— BEGIN —

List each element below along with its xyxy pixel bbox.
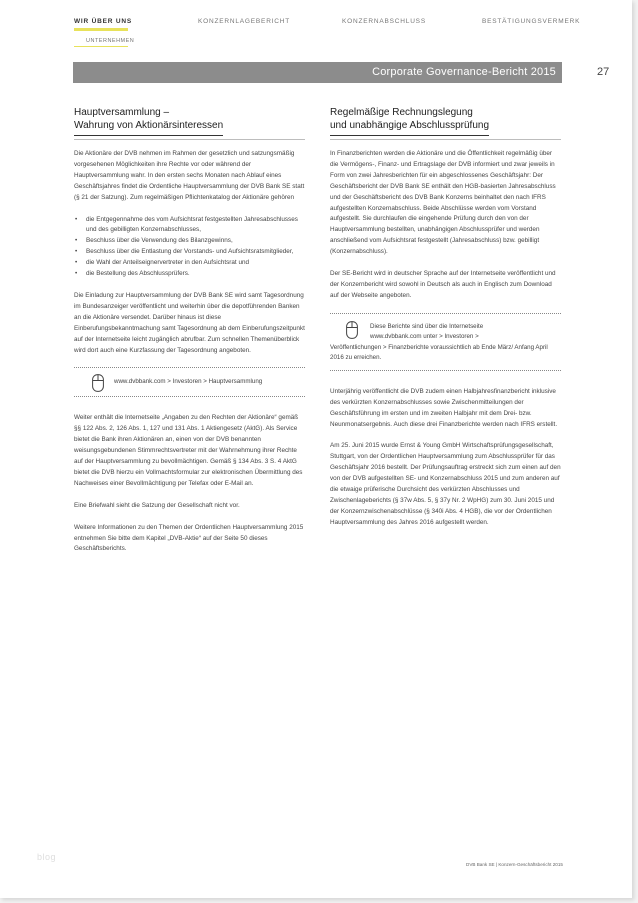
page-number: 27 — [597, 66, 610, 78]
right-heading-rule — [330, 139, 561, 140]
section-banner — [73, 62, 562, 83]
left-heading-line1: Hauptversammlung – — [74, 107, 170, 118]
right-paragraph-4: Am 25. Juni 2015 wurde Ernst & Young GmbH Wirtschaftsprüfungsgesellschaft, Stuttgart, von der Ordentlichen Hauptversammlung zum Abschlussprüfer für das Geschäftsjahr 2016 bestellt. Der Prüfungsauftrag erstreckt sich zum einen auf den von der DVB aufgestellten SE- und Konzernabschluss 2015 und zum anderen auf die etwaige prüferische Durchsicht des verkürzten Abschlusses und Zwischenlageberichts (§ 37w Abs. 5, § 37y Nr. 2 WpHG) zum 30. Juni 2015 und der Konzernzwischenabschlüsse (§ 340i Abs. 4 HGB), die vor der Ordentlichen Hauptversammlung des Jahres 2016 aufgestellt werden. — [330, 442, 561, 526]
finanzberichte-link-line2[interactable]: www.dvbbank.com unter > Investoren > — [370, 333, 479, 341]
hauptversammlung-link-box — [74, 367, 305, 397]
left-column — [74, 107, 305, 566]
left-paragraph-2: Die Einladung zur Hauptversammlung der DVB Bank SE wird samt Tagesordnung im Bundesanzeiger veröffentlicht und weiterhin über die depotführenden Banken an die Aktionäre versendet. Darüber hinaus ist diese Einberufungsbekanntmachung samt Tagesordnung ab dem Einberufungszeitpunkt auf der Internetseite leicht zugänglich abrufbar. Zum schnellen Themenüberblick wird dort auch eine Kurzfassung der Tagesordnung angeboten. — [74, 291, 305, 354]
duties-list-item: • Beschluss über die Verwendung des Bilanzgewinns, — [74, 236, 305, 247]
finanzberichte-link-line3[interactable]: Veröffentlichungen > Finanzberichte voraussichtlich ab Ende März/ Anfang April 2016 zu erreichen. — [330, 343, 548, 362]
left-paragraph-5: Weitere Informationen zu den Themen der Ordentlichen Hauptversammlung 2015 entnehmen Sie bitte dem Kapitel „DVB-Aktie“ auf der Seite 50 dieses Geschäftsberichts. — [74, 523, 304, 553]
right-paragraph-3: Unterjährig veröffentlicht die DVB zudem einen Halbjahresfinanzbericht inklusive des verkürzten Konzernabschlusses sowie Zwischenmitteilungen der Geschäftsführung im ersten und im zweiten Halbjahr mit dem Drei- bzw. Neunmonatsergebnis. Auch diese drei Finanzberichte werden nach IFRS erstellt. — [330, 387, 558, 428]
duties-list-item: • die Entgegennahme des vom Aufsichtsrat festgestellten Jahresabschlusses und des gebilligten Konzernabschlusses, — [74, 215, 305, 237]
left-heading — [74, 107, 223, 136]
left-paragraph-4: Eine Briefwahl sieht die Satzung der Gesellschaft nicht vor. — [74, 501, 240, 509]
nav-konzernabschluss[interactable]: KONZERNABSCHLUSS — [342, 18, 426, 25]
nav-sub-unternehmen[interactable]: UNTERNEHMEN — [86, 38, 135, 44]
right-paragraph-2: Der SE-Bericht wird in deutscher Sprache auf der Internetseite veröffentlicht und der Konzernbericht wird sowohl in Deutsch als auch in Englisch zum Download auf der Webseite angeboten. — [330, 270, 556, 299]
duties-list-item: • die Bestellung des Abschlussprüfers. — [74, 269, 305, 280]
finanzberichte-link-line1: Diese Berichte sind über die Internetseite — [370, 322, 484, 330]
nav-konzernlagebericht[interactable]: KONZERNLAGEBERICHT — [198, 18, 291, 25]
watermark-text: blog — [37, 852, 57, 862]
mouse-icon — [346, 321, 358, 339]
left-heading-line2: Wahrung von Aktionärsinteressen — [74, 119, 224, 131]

— END —

▶ **Directive**: Reproduce every row above verbatim, leaving out the pictures.

▶ **Output**:
List each element below along with its xyxy pixel bbox.
page-number: 27 — [597, 66, 610, 78]
right-heading-rule — [330, 139, 561, 140]
section-banner — [73, 62, 562, 83]
left-heading-line1: Hauptversammlung – — [74, 107, 170, 118]
right-paragraph-4: Am 25. Juni 2015 wurde Ernst & Young GmbH Wirtschaftsprüfungsgesellschaft, Stuttgart, von der Ordentlichen Hauptversammlung zum Abschlussprüfer für das Geschäftsjahr 2016 bestellt. Der Prüfungsauftrag erstreckt sich zum einen auf den von der DVB aufgestellten SE- und Konzernabschluss 2015 und zum anderen auf die etwaige prüferische Durchsicht des verkürzten Abschlusses und Zwischenlageberichts (§ 37w Abs. 5, § 37y Nr. 2 WpHG) zum 30. Juni 2015 und der Konzernzwischenabschlüsse (§ 340i Abs. 4 HGB), die vor der Ordentlichen Hauptversammlung des Jahres 2016 aufgestellt werden. — [330, 442, 561, 526]
finanzberichte-link-line2[interactable]: www.dvbbank.com unter > Investoren > — [370, 333, 479, 341]
hauptversammlung-link-box — [74, 367, 305, 397]
left-column — [74, 107, 305, 566]
left-paragraph-2: Die Einladung zur Hauptversammlung der DVB Bank SE wird samt Tagesordnung im Bundesanzeiger veröffentlicht und weiterhin über die depotführenden Banken an die Aktionäre versendet. Darüber hinaus ist diese Einberufungsbekanntmachung samt Tagesordnung ab dem Einberufungszeitpunkt auf der Internetseite leicht zugänglich abrufbar. Zum schnellen Themenüberblick wird dort auch eine Kurzfassung der Tagesordnung angeboten. — [74, 291, 305, 354]
duties-list-item: • Beschluss über die Verwendung des Bilanzgewinns, — [74, 236, 305, 247]
finanzberichte-link-line3[interactable]: Veröffentlichungen > Finanzberichte voraussichtlich ab Ende März/ Anfang April 2016 zu erreichen. — [330, 343, 548, 362]
left-paragraph-5: Weitere Informationen zu den Themen der Ordentlichen Hauptversammlung 2015 entnehmen Sie bitte dem Kapitel „DVB-Aktie“ auf der Seite 50 dieses Geschäftsberichts. — [74, 523, 304, 553]
right-paragraph-3: Unterjährig veröffentlicht die DVB zudem einen Halbjahresfinanzbericht inklusive des verkürzten Konzernabschlusses sowie Zwischenmitteilungen der Geschäftsführung im ersten und im zweiten Halbjahr mit dem Drei- bzw. Neunmonatsergebnis. Auch diese drei Finanzberichte werden nach IFRS erstellt. — [330, 387, 558, 428]
duties-list-item: • die Entgegennahme des vom Aufsichtsrat festgestellten Jahresabschlusses und des gebilligten Konzernabschlusses, — [74, 215, 305, 237]
left-heading — [74, 107, 223, 136]
left-paragraph-4: Eine Briefwahl sieht die Satzung der Gesellschaft nicht vor. — [74, 501, 240, 509]
nav-konzernabschluss[interactable]: KONZERNABSCHLUSS — [342, 18, 426, 25]
nav-sub-unternehmen[interactable]: UNTERNEHMEN — [86, 38, 135, 44]
right-paragraph-2: Der SE-Bericht wird in deutscher Sprache auf der Internetseite veröffentlicht und der Konzernbericht wird sowohl in Deutsch als auch in Englisch zum Download auf der Webseite angeboten. — [330, 270, 556, 299]
duties-list-item: • die Bestellung des Abschlussprüfers. — [74, 269, 305, 280]
finanzberichte-link-line1: Diese Berichte sind über die Internetseite — [370, 322, 484, 330]
nav-konzernlagebericht[interactable]: KONZERNLAGEBERICHT — [198, 18, 291, 25]
watermark-text: blog — [37, 852, 57, 862]
mouse-icon — [346, 321, 358, 339]
left-heading-line2: Wahrung von Aktionärsinteressen — [74, 119, 224, 131]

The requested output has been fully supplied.